Source data:
━━━━━━

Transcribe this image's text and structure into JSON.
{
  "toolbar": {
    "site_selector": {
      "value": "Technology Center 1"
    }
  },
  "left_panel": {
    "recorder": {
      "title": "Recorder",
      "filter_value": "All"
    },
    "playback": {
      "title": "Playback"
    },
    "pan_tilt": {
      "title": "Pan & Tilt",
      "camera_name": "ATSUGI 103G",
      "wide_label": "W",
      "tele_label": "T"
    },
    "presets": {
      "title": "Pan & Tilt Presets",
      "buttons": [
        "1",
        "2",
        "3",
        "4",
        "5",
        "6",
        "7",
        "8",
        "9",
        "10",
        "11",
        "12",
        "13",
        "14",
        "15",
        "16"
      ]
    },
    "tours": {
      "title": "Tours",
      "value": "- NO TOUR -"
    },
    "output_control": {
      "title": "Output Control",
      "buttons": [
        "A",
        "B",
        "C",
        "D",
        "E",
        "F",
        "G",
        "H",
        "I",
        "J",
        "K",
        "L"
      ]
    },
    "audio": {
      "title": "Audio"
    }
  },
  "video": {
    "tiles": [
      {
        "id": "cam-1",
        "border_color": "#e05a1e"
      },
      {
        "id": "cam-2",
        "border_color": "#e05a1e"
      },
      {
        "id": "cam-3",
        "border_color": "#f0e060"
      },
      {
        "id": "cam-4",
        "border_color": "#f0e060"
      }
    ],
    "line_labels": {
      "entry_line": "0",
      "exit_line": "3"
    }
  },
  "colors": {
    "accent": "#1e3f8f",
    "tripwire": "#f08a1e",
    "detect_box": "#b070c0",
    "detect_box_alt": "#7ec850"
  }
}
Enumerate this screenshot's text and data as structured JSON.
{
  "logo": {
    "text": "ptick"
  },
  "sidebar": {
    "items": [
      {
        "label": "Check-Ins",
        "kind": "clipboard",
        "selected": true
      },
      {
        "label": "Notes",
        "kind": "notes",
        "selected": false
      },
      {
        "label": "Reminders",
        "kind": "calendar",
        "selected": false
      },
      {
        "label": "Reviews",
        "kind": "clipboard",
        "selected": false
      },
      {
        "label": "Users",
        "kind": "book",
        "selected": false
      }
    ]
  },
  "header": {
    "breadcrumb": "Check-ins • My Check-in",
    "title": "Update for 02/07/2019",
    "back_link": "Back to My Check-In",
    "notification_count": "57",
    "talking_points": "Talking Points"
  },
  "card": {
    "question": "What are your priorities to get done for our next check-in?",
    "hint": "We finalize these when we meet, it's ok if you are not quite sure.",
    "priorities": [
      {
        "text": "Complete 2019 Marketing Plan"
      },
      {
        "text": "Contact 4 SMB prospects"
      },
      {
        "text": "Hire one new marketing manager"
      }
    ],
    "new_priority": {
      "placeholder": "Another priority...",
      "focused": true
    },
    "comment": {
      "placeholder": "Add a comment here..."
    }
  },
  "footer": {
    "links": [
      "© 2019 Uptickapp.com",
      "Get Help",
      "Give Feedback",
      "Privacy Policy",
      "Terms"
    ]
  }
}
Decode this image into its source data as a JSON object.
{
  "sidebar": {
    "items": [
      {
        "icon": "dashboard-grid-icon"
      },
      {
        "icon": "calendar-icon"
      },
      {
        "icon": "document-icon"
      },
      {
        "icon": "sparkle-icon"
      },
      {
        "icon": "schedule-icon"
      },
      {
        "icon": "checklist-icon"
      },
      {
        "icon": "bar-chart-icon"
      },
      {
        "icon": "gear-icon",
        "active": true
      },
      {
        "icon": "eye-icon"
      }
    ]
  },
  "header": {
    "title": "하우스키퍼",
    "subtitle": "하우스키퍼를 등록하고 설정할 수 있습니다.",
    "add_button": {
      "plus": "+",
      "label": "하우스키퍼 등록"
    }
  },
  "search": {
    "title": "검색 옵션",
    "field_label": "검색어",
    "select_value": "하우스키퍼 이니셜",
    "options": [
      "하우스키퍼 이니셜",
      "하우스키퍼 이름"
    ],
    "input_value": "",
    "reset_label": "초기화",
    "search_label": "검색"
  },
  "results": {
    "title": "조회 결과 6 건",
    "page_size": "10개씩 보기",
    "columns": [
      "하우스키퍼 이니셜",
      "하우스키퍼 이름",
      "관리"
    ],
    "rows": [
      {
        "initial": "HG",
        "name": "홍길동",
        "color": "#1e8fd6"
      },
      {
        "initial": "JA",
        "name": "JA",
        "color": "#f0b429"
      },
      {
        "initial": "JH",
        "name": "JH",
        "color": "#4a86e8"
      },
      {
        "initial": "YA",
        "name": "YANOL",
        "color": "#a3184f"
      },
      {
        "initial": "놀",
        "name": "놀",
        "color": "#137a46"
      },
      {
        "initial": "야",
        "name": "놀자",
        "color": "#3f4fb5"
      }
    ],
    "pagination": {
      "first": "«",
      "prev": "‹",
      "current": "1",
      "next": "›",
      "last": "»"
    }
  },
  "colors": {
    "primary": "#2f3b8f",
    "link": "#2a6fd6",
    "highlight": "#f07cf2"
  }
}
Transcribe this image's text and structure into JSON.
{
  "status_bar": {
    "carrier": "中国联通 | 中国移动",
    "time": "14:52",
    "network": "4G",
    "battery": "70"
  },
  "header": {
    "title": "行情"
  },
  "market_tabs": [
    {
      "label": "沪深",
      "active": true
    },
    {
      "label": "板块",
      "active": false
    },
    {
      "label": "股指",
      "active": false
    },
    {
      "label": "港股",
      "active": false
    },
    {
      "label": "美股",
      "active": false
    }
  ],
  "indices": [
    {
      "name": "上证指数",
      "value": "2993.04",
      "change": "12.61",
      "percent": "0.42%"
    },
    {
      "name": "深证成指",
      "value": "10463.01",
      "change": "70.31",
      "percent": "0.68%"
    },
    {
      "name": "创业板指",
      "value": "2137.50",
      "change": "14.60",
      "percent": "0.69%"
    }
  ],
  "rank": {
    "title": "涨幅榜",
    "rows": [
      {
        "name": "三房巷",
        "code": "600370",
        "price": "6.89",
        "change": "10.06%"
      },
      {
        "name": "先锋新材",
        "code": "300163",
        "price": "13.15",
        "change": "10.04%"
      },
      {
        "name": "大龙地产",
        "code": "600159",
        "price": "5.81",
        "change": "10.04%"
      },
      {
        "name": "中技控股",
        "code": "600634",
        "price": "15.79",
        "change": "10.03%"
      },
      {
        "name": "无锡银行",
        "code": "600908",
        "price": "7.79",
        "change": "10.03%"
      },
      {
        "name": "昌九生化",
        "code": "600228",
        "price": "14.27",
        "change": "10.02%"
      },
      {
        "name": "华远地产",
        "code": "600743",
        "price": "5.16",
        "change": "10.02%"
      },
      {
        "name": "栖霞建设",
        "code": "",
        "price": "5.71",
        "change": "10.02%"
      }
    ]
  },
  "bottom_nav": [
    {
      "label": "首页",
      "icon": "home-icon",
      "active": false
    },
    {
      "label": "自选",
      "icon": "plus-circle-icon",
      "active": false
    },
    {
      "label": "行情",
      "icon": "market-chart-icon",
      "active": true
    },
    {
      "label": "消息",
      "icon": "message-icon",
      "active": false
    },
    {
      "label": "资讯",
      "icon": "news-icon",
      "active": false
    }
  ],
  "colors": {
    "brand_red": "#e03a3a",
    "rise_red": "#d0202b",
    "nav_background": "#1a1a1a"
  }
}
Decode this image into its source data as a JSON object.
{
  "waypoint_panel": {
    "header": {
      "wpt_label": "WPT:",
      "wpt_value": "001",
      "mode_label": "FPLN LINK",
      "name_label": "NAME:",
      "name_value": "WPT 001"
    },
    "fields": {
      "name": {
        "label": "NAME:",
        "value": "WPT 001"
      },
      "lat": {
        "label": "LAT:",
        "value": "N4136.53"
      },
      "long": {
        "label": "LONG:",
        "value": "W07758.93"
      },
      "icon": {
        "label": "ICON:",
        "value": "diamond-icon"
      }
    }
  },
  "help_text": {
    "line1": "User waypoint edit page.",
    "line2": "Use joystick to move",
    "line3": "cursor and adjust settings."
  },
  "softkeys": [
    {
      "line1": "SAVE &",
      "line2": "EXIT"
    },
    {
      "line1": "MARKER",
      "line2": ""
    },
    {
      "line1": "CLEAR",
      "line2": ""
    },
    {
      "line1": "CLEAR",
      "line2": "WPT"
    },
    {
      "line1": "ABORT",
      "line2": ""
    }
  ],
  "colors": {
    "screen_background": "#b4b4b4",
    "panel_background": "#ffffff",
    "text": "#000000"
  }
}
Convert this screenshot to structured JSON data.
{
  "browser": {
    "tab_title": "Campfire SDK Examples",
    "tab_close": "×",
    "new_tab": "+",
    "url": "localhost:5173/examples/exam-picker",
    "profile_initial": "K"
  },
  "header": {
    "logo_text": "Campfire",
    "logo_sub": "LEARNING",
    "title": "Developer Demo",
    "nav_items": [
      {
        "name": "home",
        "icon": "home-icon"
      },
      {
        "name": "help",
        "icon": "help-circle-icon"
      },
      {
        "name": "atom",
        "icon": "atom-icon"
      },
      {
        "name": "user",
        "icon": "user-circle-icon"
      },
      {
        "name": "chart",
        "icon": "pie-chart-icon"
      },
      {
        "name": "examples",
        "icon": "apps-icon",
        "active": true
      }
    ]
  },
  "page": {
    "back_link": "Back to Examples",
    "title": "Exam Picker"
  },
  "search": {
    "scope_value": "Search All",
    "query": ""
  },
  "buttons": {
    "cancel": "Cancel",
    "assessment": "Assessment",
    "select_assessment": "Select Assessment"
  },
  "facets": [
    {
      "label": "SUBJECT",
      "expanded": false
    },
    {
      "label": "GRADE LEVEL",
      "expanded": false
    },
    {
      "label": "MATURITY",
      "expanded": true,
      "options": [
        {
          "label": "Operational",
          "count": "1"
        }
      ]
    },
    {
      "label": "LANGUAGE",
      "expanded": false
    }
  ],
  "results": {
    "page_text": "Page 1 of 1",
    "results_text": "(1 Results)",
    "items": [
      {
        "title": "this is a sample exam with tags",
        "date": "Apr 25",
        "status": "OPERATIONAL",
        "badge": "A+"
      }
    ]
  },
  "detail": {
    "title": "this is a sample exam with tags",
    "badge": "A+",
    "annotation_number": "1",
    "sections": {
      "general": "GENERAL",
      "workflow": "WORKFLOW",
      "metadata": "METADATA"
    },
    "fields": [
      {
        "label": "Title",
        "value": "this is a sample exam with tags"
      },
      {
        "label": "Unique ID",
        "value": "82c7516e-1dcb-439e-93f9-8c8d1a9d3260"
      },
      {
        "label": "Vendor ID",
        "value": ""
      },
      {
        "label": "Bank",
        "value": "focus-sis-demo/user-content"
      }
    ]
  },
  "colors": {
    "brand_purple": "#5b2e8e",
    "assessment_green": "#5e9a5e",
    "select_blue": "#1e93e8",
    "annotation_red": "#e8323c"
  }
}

━━━━━━

= EXERCISE REQUIREMENTS =
Count the lines above in which the word "percent" appears, then state only that count.

= WRITTEN RESPONSE =
3